* WHAT YOU HAVE TO DO: Copy the full set of lines exactly as given.

"""

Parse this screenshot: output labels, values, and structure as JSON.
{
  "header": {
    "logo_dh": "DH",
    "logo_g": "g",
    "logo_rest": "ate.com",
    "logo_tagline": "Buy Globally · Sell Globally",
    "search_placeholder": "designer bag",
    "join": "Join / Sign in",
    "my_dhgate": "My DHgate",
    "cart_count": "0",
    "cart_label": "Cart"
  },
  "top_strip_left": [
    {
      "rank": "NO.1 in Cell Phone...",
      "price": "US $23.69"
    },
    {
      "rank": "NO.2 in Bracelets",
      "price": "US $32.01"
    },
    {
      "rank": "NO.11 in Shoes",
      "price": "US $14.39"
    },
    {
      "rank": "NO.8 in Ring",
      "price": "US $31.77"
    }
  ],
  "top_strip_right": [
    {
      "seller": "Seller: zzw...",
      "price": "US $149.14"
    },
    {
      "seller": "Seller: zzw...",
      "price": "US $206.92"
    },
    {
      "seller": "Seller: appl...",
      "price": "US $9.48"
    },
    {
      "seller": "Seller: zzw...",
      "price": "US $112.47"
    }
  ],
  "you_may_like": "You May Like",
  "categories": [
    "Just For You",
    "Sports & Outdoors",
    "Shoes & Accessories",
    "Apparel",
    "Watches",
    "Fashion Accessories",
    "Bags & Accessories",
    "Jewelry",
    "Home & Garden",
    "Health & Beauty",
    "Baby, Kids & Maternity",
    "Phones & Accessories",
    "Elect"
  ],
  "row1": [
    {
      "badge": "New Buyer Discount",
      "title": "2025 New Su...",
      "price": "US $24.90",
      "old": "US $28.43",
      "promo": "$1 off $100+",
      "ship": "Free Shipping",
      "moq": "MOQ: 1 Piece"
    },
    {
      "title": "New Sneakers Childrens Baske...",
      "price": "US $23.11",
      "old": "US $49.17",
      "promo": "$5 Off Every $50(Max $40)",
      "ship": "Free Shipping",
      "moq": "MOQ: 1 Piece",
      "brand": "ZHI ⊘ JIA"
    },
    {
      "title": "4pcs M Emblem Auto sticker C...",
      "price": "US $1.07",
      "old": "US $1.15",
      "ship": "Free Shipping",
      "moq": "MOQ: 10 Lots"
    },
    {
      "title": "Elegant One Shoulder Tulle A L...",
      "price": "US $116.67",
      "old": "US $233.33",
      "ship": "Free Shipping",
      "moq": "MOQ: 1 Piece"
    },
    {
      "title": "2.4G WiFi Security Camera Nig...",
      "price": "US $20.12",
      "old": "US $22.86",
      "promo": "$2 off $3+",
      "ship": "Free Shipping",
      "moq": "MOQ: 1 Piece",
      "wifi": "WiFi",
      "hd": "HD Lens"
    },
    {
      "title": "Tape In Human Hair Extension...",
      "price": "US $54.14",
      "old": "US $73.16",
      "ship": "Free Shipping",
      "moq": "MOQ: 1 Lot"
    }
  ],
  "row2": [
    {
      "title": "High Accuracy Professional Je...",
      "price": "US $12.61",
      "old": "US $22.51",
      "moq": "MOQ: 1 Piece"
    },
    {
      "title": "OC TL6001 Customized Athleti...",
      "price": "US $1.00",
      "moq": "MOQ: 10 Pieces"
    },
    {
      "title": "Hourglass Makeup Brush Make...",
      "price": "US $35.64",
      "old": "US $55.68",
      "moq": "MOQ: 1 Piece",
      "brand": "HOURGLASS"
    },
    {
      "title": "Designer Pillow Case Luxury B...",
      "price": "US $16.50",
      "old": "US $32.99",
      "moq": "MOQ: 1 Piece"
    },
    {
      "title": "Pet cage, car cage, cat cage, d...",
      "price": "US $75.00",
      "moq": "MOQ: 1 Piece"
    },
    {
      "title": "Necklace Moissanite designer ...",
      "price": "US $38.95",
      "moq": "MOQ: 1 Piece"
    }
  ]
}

"""

* TASK SOLUTION:
Parse this screenshot: output labels, values, and structure as JSON.
{
  "header": {
    "logo_dh": "DH",
    "logo_g": "g",
    "logo_rest": "ate.com",
    "logo_tagline": "Buy Globally · Sell Globally",
    "search_placeholder": "designer bag",
    "join": "Join / Sign in",
    "my_dhgate": "My DHgate",
    "cart_count": "0",
    "cart_label": "Cart"
  },
  "top_strip_left": [
    {
      "rank": "NO.1 in Cell Phone...",
      "price": "US $23.69"
    },
    {
      "rank": "NO.2 in Bracelets",
      "price": "US $32.01"
    },
    {
      "rank": "NO.11 in Shoes",
      "price": "US $14.39"
    },
    {
      "rank": "NO.8 in Ring",
      "price": "US $31.77"
    }
  ],
  "top_strip_right": [
    {
      "seller": "Seller: zzw...",
      "price": "US $149.14"
    },
    {
      "seller": "Seller: zzw...",
      "price": "US $206.92"
    },
    {
      "seller": "Seller: appl...",
      "price": "US $9.48"
    },
    {
      "seller": "Seller: zzw...",
      "price": "US $112.47"
    }
  ],
  "you_may_like": "You May Like",
  "categories": [
    "Just For You",
    "Sports & Outdoors",
    "Shoes & Accessories",
    "Apparel",
    "Watches",
    "Fashion Accessories",
    "Bags & Accessories",
    "Jewelry",
    "Home & Garden",
    "Health & Beauty",
    "Baby, Kids & Maternity",
    "Phones & Accessories",
    "Elect"
  ],
  "row1": [
    {
      "badge": "New Buyer Discount",
      "title": "2025 New Su...",
      "price": "US $24.90",
      "old": "US $28.43",
      "promo": "$1 off $100+",
      "ship": "Free Shipping",
      "moq": "MOQ: 1 Piece"
    },
    {
      "title": "New Sneakers Childrens Baske...",
      "price": "US $23.11",
      "old": "US $49.17",
      "promo": "$5 Off Every $50(Max $40)",
      "ship": "Free Shipping",
      "moq": "MOQ: 1 Piece",
      "brand": "ZHI ⊘ JIA"
    },
    {
      "title": "4pcs M Emblem Auto sticker C...",
      "price": "US $1.07",
      "old": "US $1.15",
      "ship": "Free Shipping",
      "moq": "MOQ: 10 Lots"
    },
    {
      "title": "Elegant One Shoulder Tulle A L...",
      "price": "US $116.67",
      "old": "US $233.33",
      "ship": "Free Shipping",
      "moq": "MOQ: 1 Piece"
    },
    {
      "title": "2.4G WiFi Security Camera Nig...",
      "price": "US $20.12",
      "old": "US $22.86",
      "promo": "$2 off $3+",
      "ship": "Free Shipping",
      "moq": "MOQ: 1 Piece",
      "wifi": "WiFi",
      "hd": "HD Lens"
    },
    {
      "title": "Tape In Human Hair Extension...",
      "price": "US $54.14",
      "old": "US $73.16",
      "ship": "Free Shipping",
      "moq": "MOQ: 1 Lot"
    }
  ],
  "row2": [
    {
      "title": "High Accuracy Professional Je...",
      "price": "US $12.61",
      "old": "US $22.51",
      "moq": "MOQ: 1 Piece"
    },
    {
      "title": "OC TL6001 Customized Athleti...",
      "price": "US $1.00",
      "moq": "MOQ: 10 Pieces"
    },
    {
      "title": "Hourglass Makeup Brush Make...",
      "price": "US $35.64",
      "old": "US $55.68",
      "moq": "MOQ: 1 Piece",
      "brand": "HOURGLASS"
    },
    {
      "title": "Designer Pillow Case Luxury B...",
      "price": "US $16.50",
      "old": "US $32.99",
      "moq": "MOQ: 1 Piece"
    },
    {
      "title": "Pet cage, car cage, cat cage, d...",
      "price": "US $75.00",
      "moq": "MOQ: 1 Piece"
    },
    {
      "title": "Necklace Moissanite designer ...",
      "price": "US $38.95",
      "moq": "MOQ: 1 Piece"
    }
  ]
}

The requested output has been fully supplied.